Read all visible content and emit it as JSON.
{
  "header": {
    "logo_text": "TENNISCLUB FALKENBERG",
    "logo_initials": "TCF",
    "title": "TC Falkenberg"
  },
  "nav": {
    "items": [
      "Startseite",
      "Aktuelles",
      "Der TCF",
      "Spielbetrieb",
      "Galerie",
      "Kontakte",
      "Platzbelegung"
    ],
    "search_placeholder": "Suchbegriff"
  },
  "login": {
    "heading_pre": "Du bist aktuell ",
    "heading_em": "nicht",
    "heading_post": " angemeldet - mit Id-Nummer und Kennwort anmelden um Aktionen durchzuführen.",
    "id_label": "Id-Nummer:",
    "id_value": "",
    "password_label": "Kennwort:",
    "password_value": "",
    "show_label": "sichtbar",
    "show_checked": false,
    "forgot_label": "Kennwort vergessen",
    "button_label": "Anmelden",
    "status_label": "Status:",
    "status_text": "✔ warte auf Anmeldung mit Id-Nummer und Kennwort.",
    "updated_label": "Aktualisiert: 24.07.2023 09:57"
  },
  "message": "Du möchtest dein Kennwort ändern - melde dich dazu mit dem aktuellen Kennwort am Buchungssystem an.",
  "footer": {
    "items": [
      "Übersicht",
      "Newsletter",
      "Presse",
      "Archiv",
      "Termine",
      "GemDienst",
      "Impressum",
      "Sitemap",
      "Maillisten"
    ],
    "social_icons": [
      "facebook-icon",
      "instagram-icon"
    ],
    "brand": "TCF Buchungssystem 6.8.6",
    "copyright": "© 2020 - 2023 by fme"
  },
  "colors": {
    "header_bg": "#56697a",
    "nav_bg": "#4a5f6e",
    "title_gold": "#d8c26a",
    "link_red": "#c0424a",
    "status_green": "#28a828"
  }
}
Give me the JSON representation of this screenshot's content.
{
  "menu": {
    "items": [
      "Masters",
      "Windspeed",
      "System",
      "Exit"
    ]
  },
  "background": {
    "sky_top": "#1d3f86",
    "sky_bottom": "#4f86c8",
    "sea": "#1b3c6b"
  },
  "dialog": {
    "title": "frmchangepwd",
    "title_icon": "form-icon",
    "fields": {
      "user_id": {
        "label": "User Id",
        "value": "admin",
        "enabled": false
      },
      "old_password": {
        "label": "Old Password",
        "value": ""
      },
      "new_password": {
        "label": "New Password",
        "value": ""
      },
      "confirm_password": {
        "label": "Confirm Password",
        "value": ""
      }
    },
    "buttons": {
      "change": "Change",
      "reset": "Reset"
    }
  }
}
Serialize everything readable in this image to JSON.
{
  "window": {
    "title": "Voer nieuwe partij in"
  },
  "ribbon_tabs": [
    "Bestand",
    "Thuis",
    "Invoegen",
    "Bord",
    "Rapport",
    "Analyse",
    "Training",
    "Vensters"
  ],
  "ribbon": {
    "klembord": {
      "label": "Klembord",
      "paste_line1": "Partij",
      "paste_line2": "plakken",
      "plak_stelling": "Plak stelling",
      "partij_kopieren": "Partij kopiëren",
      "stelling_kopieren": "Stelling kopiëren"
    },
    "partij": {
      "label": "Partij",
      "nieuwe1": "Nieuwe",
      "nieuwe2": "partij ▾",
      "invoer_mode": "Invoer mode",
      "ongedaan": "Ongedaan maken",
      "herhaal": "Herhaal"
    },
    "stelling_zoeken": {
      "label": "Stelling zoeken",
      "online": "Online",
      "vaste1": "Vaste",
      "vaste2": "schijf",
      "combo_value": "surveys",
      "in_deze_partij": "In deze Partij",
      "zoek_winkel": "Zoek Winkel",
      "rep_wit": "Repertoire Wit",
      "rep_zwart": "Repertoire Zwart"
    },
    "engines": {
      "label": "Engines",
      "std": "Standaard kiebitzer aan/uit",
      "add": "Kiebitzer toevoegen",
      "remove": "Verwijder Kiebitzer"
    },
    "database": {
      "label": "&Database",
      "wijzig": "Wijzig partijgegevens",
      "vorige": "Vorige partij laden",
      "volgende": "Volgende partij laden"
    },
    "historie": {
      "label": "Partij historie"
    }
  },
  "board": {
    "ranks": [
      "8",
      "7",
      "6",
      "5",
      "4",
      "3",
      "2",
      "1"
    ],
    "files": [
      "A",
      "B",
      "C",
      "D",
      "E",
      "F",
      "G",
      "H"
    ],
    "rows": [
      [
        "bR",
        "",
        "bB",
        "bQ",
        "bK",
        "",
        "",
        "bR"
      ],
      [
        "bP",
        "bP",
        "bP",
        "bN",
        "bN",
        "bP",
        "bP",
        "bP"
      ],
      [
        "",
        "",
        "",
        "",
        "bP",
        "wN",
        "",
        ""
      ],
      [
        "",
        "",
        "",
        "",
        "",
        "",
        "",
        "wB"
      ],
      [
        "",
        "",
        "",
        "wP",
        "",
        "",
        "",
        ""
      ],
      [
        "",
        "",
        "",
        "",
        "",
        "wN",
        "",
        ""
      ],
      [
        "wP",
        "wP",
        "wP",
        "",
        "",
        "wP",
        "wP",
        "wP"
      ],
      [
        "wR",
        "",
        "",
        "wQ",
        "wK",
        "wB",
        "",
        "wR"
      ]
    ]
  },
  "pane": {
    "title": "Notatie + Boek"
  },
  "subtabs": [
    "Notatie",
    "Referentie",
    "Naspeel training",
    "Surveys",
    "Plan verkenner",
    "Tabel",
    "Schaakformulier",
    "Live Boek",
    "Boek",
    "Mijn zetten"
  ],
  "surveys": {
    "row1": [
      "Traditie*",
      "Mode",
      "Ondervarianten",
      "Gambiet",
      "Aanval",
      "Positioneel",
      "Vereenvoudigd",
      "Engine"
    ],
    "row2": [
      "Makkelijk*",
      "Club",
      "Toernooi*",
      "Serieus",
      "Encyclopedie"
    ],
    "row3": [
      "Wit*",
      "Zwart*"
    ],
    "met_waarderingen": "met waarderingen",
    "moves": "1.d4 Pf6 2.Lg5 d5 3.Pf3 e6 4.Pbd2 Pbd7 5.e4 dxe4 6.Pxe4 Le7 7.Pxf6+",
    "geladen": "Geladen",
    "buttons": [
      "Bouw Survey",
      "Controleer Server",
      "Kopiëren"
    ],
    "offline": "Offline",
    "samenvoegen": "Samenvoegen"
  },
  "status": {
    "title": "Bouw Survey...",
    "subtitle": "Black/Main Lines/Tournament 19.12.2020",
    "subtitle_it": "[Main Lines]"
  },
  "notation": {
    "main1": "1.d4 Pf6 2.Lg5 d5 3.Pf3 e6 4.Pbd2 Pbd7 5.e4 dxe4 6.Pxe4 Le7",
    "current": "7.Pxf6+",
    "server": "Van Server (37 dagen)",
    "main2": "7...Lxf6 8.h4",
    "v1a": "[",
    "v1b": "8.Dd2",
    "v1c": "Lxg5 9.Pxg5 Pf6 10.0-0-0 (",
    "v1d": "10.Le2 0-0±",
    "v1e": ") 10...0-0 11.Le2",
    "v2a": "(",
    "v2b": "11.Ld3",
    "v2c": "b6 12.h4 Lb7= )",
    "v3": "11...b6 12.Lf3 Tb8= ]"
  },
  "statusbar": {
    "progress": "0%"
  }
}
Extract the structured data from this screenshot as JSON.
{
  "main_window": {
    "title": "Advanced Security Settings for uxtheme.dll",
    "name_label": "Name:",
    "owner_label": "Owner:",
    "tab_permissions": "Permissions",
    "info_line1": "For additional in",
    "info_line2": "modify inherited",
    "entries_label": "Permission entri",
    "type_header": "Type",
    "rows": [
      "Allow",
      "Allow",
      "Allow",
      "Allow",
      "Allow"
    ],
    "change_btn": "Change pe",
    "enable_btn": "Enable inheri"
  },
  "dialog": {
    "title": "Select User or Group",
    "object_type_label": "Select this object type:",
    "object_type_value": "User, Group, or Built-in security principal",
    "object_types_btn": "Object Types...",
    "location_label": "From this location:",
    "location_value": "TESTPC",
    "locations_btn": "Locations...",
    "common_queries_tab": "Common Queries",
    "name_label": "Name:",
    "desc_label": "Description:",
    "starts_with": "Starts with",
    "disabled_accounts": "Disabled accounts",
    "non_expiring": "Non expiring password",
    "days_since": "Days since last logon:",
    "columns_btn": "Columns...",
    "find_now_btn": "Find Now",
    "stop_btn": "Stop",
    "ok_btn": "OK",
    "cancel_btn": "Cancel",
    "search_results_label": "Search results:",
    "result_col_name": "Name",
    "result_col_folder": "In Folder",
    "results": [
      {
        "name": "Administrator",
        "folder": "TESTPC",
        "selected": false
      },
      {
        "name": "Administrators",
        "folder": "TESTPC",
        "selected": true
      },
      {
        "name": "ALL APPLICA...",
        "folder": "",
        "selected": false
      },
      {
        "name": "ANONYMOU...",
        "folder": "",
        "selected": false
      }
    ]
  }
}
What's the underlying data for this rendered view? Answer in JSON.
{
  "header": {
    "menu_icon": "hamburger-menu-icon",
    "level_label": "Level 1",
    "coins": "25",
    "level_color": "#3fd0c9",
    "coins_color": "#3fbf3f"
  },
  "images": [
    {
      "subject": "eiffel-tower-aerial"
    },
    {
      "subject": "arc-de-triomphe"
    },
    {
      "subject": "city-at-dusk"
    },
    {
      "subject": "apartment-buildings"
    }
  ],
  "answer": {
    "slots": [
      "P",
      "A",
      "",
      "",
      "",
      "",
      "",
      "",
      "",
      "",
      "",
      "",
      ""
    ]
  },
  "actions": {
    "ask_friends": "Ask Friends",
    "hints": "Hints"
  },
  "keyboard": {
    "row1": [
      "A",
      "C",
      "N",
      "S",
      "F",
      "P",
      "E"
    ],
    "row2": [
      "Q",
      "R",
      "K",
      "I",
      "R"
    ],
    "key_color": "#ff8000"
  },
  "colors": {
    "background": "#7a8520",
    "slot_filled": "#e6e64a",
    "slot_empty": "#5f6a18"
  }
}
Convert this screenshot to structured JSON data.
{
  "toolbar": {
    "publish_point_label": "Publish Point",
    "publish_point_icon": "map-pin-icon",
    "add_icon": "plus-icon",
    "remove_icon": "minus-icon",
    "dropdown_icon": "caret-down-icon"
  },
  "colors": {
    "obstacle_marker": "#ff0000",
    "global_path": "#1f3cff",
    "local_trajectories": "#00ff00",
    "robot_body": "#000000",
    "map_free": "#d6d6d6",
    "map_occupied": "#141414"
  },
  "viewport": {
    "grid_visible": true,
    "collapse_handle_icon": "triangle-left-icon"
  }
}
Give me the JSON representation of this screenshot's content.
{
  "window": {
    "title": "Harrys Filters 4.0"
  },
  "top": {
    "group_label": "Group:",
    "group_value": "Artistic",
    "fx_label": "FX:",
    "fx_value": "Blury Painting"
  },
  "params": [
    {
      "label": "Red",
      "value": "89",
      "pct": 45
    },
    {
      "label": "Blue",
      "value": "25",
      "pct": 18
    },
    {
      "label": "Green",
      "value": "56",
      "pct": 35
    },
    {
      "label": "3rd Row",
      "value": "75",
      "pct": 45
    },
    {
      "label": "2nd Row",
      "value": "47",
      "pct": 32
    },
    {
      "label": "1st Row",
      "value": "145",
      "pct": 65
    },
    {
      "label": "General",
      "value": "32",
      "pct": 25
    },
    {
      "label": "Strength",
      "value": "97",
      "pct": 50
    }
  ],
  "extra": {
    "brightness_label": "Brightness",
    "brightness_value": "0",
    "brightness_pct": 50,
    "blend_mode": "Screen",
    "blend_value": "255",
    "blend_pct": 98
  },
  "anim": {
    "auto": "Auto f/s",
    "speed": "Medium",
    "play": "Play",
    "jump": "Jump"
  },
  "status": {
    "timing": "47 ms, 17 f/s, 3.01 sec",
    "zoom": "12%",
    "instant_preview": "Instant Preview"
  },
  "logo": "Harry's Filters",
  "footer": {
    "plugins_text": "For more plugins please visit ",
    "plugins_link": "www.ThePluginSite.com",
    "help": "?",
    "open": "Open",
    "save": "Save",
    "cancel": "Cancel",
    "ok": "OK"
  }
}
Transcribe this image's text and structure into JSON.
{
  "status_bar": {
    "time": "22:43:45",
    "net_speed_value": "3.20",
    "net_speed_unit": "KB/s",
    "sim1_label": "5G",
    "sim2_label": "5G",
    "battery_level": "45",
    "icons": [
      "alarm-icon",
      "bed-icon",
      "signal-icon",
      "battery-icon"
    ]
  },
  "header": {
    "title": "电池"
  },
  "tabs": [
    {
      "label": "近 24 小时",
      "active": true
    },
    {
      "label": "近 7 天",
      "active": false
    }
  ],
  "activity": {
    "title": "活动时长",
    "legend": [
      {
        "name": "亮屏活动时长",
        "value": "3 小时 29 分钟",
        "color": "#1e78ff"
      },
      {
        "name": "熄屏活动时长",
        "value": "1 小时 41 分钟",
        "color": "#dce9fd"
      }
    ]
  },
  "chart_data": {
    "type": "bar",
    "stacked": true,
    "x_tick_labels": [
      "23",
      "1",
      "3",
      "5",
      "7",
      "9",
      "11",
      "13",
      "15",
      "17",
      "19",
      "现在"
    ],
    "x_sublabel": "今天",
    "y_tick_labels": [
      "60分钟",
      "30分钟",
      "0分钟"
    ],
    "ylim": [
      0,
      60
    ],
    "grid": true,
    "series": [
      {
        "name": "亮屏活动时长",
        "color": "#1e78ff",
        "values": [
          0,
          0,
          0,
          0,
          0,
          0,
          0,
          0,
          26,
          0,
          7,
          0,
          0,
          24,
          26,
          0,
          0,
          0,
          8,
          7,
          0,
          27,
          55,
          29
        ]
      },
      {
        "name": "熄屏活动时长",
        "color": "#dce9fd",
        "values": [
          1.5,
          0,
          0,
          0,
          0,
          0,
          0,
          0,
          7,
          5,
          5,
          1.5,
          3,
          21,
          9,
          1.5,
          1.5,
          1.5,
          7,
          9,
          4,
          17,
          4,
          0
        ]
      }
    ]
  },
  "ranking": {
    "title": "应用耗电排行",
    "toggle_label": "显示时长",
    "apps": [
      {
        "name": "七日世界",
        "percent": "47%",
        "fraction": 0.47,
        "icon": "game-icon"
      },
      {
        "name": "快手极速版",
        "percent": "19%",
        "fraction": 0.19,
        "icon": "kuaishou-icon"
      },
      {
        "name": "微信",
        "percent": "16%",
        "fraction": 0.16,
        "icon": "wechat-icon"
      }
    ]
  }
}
· · ·
--- Exercise task ---
Write down only the number of lines that contain the string "JSON" in the listing.

--- Full solution ---
8